Stated problem:
Scan the data below for the string "ближайшем". Copy every line where it appears.

** Start Entries supplied **

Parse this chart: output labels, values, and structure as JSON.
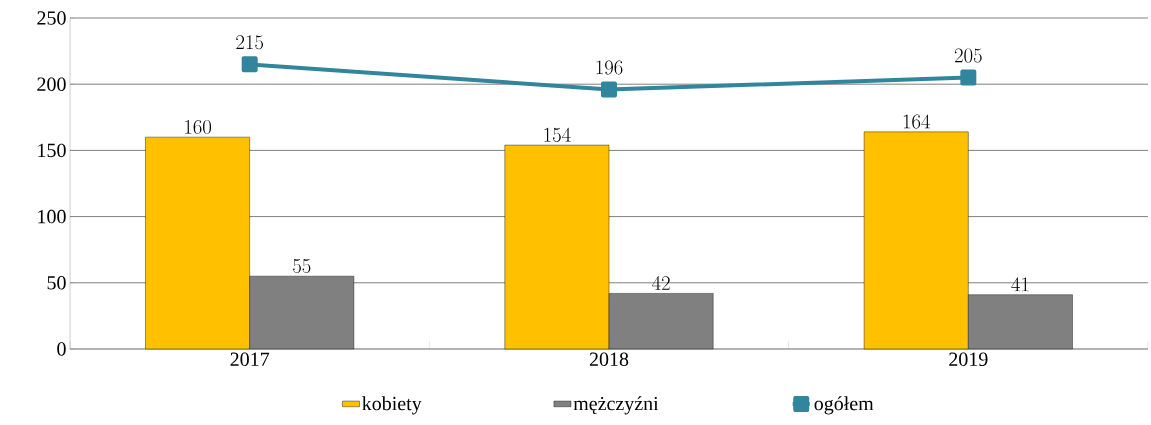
{
  "chart_data": {
    "type": "bar",
    "categories": [
      "2017",
      "2018",
      "2019"
    ],
    "series": [
      {
        "name": "kobiety",
        "color": "#ffc000",
        "values": [
          160,
          154,
          164
        ]
      },
      {
        "name": "mężczyźni",
        "color": "#808080",
        "values": [
          55,
          42,
          41
        ]
      },
      {
        "name": "ogółem",
        "color": "#31859c",
        "type": "line",
        "marker": "square",
        "values": [
          215,
          196,
          205
        ]
      }
    ],
    "ylim": [
      0,
      250
    ],
    "yticks": [
      0,
      50,
      100,
      150,
      200,
      250
    ],
    "grid": "y",
    "legend": "bottom",
    "data_labels": true
  }
}
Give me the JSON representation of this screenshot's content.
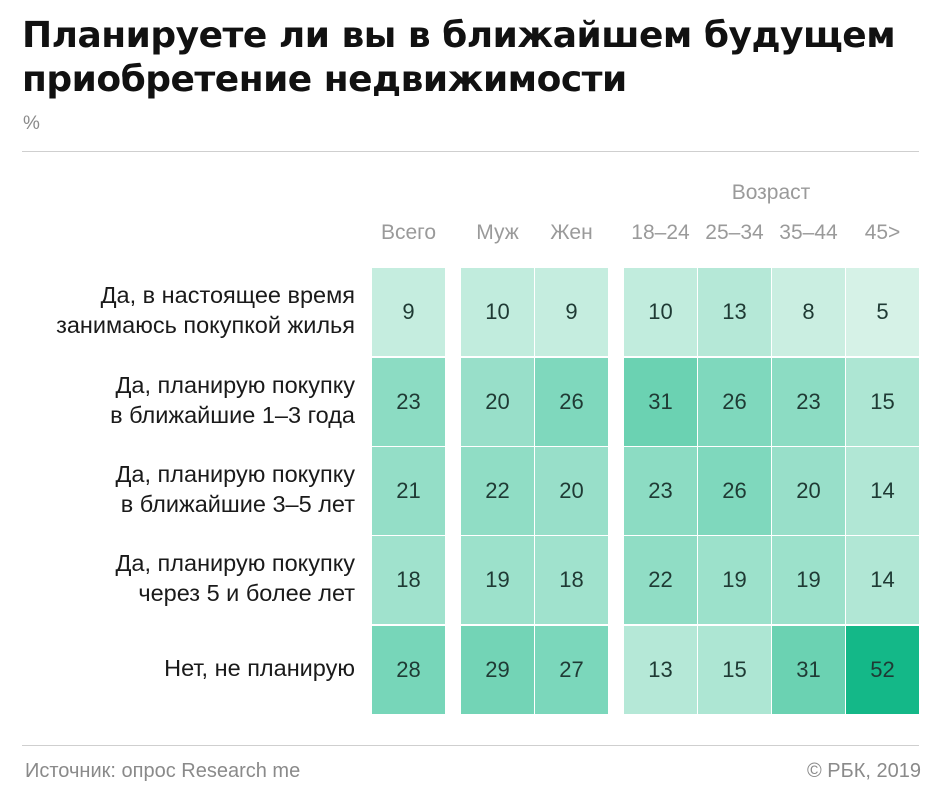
{
  "title": "Планируете ли вы в ближайшем будущем приобретение недвижимости",
  "unit": "%",
  "group_label": "Возраст",
  "source": "Источник: опрос Research me",
  "copyright": "© РБК, 2019",
  "colors": {
    "min": "#d6f2e7",
    "max": "#14b888",
    "text": "#1f3a34",
    "muted": "#8a8a8a"
  },
  "chart_data": {
    "type": "heatmap",
    "title": "Планируете ли вы в ближайшем будущем приобретение недвижимости",
    "unit": "%",
    "columns": [
      "Всего",
      "Муж",
      "Жен",
      "18–24",
      "25–34",
      "35–44",
      "45>"
    ],
    "column_groups": [
      {
        "label": "",
        "columns": [
          "Всего"
        ]
      },
      {
        "label": "",
        "columns": [
          "Муж",
          "Жен"
        ]
      },
      {
        "label": "Возраст",
        "columns": [
          "18–24",
          "25–34",
          "35–44",
          "45>"
        ]
      }
    ],
    "rows": [
      "Да, в настоящее время\nзанимаюсь покупкой жилья",
      "Да, планирую покупку\nв ближайшие 1–3 года",
      "Да, планирую покупку\nв ближайшие 3–5 лет",
      "Да, планирую покупку\nчерез 5 и более лет",
      "Нет, не планирую"
    ],
    "values": [
      [
        9,
        10,
        9,
        10,
        13,
        8,
        5
      ],
      [
        23,
        20,
        26,
        31,
        26,
        23,
        15
      ],
      [
        21,
        22,
        20,
        23,
        26,
        20,
        14
      ],
      [
        18,
        19,
        18,
        22,
        19,
        19,
        14
      ],
      [
        28,
        29,
        27,
        13,
        15,
        31,
        52
      ]
    ]
  }
}
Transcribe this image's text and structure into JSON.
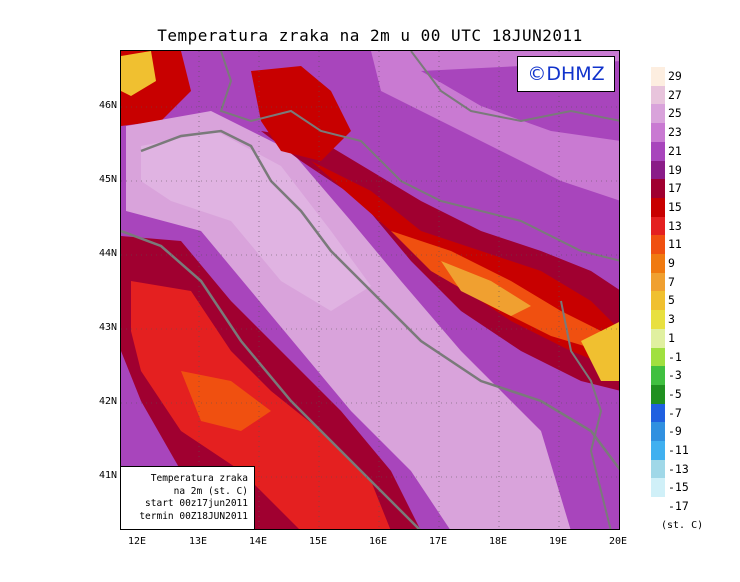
{
  "title": "Temperatura zraka na 2m u 00 UTC 18JUN2011",
  "logo": "©DHMZ",
  "info_box": [
    "Temperatura zraka",
    "na 2m (st. C)",
    "start 00z17jun2011",
    "termin 00Z18JUN2011"
  ],
  "lat_labels": [
    "46N",
    "45N",
    "44N",
    "43N",
    "42N",
    "41N"
  ],
  "lon_labels": [
    "12E",
    "13E",
    "14E",
    "15E",
    "16E",
    "17E",
    "18E",
    "19E",
    "20E"
  ],
  "legend": {
    "unit": "(st. C)",
    "labels": [
      "29",
      "27",
      "25",
      "23",
      "21",
      "19",
      "17",
      "15",
      "13",
      "11",
      "9",
      "7",
      "5",
      "3",
      "1",
      "-1",
      "-3",
      "-5",
      "-7",
      "-9",
      "-11",
      "-13",
      "-15",
      "-17"
    ],
    "colors": [
      "#fdeee0",
      "#e8c4dc",
      "#d9a3db",
      "#c97ad2",
      "#a845bc",
      "#8a1c88",
      "#a00030",
      "#c80000",
      "#e42020",
      "#f05010",
      "#f07a10",
      "#f0a030",
      "#f0c030",
      "#e8e040",
      "#e0f0a0",
      "#a0e040",
      "#40c040",
      "#209020",
      "#2060e0",
      "#3090e0",
      "#40b0f0",
      "#a0d8e8",
      "#d0f0f8",
      "#ffffff"
    ]
  }
}
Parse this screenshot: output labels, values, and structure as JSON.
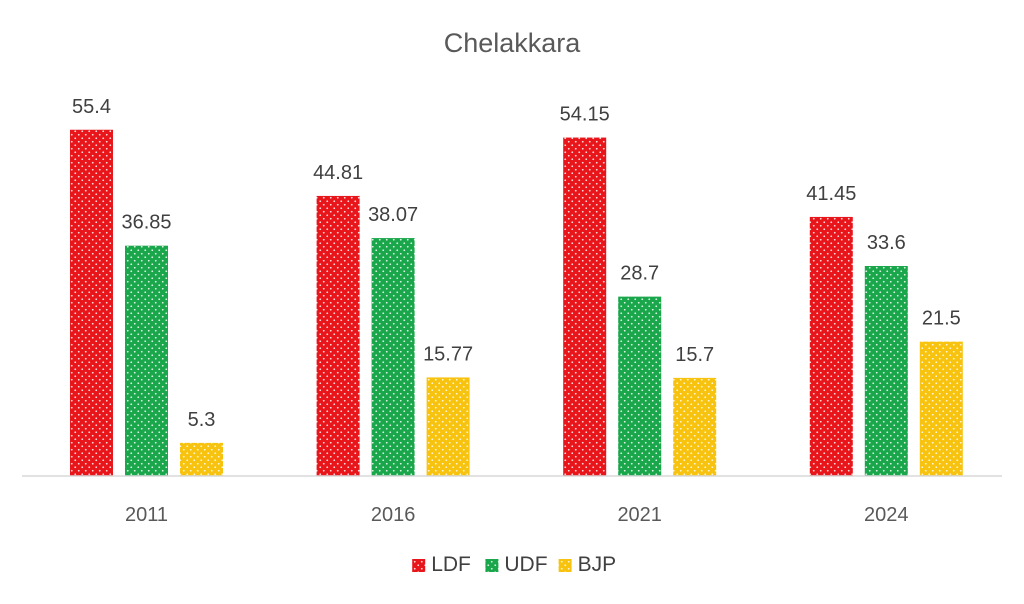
{
  "chart_data": {
    "type": "bar",
    "title": "Chelakkara",
    "categories": [
      "2011",
      "2016",
      "2021",
      "2024"
    ],
    "series": [
      {
        "name": "LDF",
        "color": "#e8161b",
        "values": [
          55.4,
          44.81,
          54.15,
          41.45
        ]
      },
      {
        "name": "UDF",
        "color": "#1aa64a",
        "values": [
          36.85,
          38.07,
          28.7,
          33.6
        ]
      },
      {
        "name": "BJP",
        "color": "#f7c30f",
        "values": [
          5.3,
          15.77,
          15.7,
          21.5
        ]
      }
    ],
    "xlabel": "",
    "ylabel": "",
    "ylim": [
      0,
      60
    ],
    "grid": false,
    "legend": "bottom-center",
    "bar_pattern": "dotted"
  }
}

** End Entries supplied **

Correct response:
  "title": "Планируете ли вы в ближайшем будущем приобретение недвижимости",
    "title": "Планируете ли вы в ближайшем будущем приобретение недвижимости",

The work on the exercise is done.